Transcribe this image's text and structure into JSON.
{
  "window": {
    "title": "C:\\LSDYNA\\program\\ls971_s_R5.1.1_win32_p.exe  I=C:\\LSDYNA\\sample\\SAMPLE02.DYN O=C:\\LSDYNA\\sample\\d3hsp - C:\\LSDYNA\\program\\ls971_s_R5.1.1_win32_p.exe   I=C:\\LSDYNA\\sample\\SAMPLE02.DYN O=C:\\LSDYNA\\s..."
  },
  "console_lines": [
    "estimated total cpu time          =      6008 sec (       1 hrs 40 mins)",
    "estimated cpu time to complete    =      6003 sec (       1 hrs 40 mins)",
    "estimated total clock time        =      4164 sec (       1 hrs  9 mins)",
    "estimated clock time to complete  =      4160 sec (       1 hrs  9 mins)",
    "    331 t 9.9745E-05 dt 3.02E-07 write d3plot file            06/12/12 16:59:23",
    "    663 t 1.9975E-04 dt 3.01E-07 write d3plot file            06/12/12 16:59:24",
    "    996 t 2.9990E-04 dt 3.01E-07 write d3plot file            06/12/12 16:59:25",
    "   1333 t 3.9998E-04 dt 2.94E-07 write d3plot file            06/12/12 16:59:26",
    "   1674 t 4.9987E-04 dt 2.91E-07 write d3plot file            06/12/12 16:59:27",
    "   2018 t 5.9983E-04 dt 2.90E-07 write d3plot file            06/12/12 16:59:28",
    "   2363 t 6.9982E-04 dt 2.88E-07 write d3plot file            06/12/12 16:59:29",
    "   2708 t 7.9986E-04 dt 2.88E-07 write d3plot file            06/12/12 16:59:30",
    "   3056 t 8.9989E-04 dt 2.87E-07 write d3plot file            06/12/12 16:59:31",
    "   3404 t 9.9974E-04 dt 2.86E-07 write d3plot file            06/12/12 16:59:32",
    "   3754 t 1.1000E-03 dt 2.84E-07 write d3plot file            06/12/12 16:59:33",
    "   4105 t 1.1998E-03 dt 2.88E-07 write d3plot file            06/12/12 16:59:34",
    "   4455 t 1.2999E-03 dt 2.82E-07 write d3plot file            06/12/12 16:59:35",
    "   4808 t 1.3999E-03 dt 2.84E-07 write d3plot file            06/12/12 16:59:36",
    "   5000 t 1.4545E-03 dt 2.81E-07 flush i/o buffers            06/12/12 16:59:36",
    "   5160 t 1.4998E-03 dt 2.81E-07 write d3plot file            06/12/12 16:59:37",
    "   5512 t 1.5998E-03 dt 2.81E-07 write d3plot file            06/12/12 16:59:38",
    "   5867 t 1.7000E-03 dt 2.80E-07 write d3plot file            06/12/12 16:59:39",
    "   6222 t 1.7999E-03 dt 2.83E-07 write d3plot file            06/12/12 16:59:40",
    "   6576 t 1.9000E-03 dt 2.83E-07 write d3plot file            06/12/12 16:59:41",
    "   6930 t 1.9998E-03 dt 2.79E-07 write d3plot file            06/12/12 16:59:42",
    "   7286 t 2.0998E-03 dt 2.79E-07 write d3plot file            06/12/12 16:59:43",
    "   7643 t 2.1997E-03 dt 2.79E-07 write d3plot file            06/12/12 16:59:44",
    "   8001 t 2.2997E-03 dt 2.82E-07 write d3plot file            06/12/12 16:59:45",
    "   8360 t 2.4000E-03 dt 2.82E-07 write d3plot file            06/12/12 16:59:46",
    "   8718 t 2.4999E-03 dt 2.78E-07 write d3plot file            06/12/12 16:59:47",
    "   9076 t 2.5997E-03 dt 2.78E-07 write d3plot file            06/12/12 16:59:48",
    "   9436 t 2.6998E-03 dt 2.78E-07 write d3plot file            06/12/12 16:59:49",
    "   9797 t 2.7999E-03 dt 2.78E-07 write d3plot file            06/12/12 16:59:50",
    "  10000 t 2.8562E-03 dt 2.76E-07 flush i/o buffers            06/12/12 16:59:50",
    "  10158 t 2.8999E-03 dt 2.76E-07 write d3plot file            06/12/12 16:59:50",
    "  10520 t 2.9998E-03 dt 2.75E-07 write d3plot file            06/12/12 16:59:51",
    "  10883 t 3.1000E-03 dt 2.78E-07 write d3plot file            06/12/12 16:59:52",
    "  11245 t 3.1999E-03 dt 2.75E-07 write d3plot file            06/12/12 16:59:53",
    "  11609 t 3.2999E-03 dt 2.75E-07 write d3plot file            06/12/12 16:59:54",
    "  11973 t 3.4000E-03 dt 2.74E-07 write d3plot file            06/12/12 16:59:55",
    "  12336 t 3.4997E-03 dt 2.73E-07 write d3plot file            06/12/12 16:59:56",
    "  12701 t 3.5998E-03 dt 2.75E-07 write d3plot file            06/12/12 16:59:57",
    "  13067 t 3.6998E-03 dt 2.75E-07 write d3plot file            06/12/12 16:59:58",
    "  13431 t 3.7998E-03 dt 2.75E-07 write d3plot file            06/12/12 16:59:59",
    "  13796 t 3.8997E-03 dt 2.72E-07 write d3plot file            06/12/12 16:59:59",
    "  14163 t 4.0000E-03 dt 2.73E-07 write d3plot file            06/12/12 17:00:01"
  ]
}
+--
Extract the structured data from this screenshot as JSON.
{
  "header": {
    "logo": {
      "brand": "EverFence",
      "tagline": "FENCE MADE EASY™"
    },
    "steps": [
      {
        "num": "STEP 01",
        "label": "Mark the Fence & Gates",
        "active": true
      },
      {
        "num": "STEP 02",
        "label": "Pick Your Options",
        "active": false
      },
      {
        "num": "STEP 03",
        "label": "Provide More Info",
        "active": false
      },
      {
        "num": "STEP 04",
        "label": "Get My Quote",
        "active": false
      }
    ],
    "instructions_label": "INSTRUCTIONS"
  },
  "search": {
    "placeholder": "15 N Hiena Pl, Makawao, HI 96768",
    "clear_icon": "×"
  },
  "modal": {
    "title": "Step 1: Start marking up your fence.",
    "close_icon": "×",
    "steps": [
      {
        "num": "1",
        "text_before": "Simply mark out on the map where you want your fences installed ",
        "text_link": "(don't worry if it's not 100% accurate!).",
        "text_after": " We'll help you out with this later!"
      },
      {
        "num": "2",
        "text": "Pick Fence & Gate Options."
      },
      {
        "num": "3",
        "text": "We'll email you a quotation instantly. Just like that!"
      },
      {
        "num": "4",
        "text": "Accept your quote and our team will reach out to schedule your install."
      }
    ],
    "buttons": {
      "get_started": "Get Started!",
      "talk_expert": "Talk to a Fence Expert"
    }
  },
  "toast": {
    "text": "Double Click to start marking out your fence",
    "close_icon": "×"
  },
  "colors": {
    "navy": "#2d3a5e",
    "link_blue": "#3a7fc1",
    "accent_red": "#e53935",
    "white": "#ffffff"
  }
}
+--
Scan the listing above for the word "total" and show each line where it is found.

    "estimated total cpu time          =      6008 sec (       1 hrs 40 mins)",
    "estimated total clock time        =      4164 sec (       1 hrs  9 mins)",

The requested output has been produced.